REQUIREMENTS: Without including any pictures, write out all the entries exactly.

TASK INPUTS:
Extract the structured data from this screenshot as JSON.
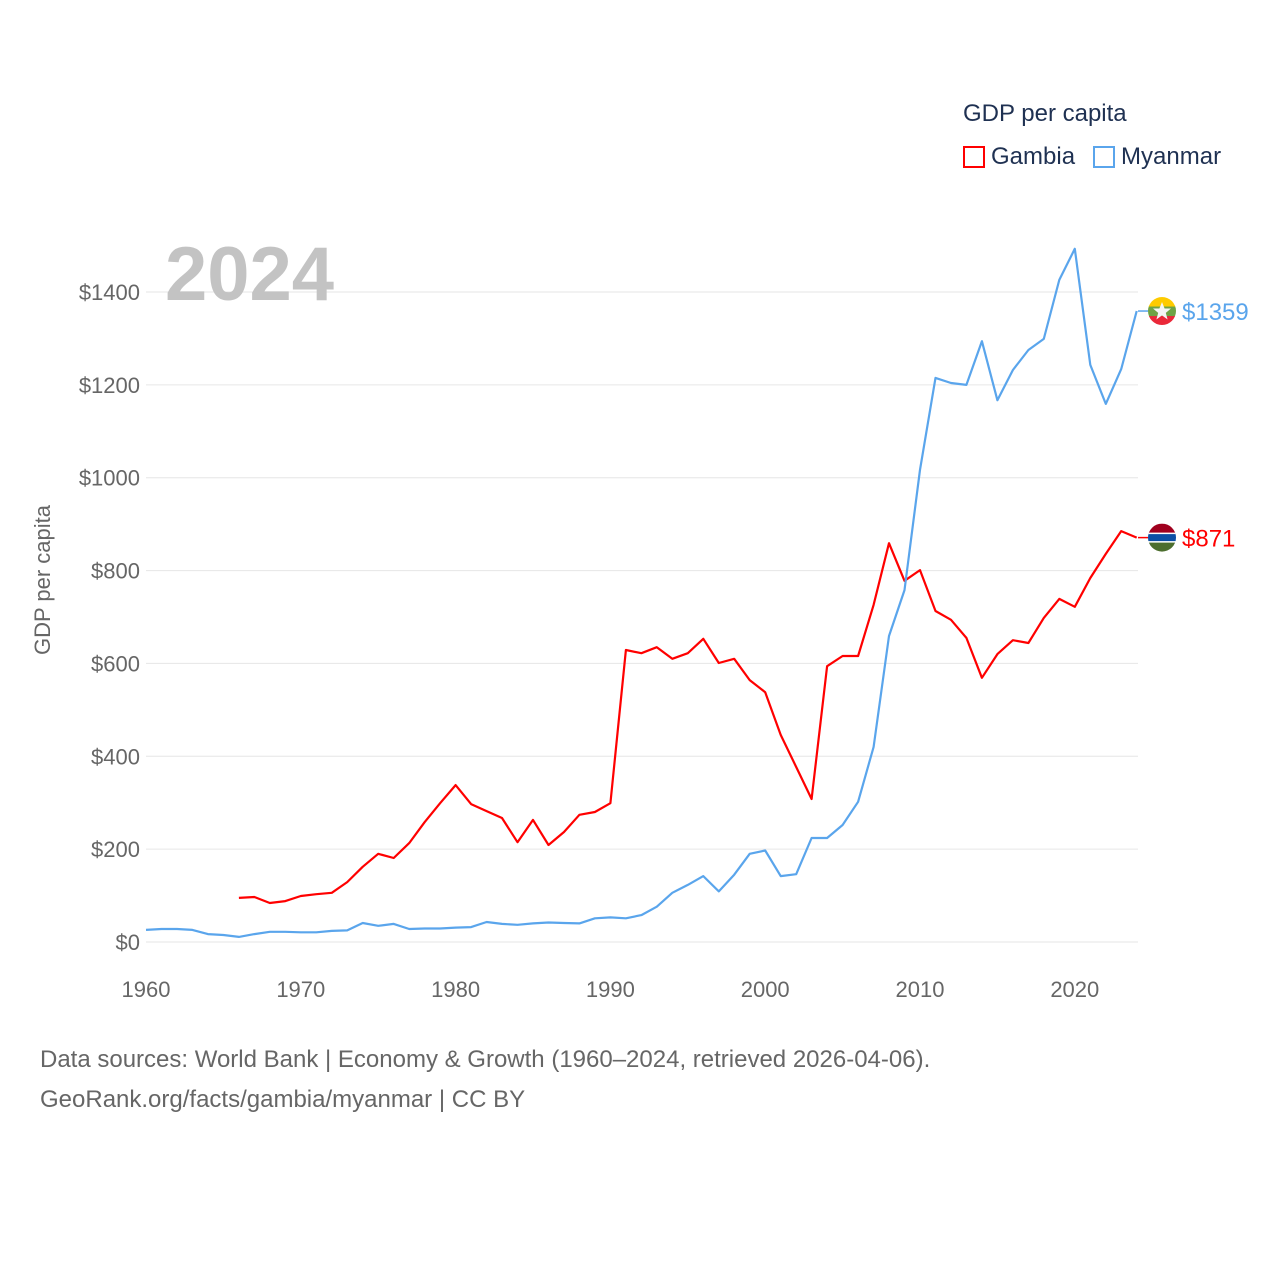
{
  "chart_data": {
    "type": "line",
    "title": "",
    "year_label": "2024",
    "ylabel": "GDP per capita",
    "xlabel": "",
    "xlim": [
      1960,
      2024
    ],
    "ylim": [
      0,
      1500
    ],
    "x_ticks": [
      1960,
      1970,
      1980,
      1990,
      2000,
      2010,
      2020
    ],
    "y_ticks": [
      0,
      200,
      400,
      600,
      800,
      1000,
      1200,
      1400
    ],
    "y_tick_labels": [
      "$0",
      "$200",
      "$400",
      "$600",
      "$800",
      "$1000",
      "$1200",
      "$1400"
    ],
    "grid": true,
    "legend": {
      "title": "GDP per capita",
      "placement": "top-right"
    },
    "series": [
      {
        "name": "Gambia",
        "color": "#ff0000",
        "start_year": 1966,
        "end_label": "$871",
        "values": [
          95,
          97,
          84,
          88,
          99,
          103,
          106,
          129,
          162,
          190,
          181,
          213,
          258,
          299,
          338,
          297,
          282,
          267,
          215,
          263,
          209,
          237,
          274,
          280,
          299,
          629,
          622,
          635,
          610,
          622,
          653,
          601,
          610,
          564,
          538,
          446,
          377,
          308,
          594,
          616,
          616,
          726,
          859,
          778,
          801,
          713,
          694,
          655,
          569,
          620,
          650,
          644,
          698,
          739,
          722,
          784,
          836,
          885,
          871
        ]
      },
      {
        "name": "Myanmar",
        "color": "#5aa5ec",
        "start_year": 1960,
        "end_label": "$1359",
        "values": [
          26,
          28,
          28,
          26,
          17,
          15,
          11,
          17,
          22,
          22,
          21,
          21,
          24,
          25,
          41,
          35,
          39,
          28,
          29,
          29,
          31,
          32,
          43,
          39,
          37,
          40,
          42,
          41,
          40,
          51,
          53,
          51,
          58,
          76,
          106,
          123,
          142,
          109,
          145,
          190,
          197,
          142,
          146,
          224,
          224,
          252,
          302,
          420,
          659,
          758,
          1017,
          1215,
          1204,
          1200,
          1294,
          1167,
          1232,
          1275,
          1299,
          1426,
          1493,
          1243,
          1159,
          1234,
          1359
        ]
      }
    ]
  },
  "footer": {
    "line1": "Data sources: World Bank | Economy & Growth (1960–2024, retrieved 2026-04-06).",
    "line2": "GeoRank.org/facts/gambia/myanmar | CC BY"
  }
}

RESPONSE:
Extract the structured data from this screenshot as JSON.
{
  "chart_data": {
    "type": "line",
    "title": "",
    "year_label": "2024",
    "ylabel": "GDP per capita",
    "xlabel": "",
    "xlim": [
      1960,
      2024
    ],
    "ylim": [
      0,
      1500
    ],
    "x_ticks": [
      1960,
      1970,
      1980,
      1990,
      2000,
      2010,
      2020
    ],
    "y_ticks": [
      0,
      200,
      400,
      600,
      800,
      1000,
      1200,
      1400
    ],
    "y_tick_labels": [
      "$0",
      "$200",
      "$400",
      "$600",
      "$800",
      "$1000",
      "$1200",
      "$1400"
    ],
    "grid": true,
    "legend": {
      "title": "GDP per capita",
      "placement": "top-right"
    },
    "series": [
      {
        "name": "Gambia",
        "color": "#ff0000",
        "start_year": 1966,
        "end_label": "$871",
        "values": [
          95,
          97,
          84,
          88,
          99,
          103,
          106,
          129,
          162,
          190,
          181,
          213,
          258,
          299,
          338,
          297,
          282,
          267,
          215,
          263,
          209,
          237,
          274,
          280,
          299,
          629,
          622,
          635,
          610,
          622,
          653,
          601,
          610,
          564,
          538,
          446,
          377,
          308,
          594,
          616,
          616,
          726,
          859,
          778,
          801,
          713,
          694,
          655,
          569,
          620,
          650,
          644,
          698,
          739,
          722,
          784,
          836,
          885,
          871
        ]
      },
      {
        "name": "Myanmar",
        "color": "#5aa5ec",
        "start_year": 1960,
        "end_label": "$1359",
        "values": [
          26,
          28,
          28,
          26,
          17,
          15,
          11,
          17,
          22,
          22,
          21,
          21,
          24,
          25,
          41,
          35,
          39,
          28,
          29,
          29,
          31,
          32,
          43,
          39,
          37,
          40,
          42,
          41,
          40,
          51,
          53,
          51,
          58,
          76,
          106,
          123,
          142,
          109,
          145,
          190,
          197,
          142,
          146,
          224,
          224,
          252,
          302,
          420,
          659,
          758,
          1017,
          1215,
          1204,
          1200,
          1294,
          1167,
          1232,
          1275,
          1299,
          1426,
          1493,
          1243,
          1159,
          1234,
          1359
        ]
      }
    ]
  },
  "footer": {
    "line1": "Data sources: World Bank | Economy & Growth (1960–2024, retrieved 2026-04-06).",
    "line2": "GeoRank.org/facts/gambia/myanmar | CC BY"
  }
}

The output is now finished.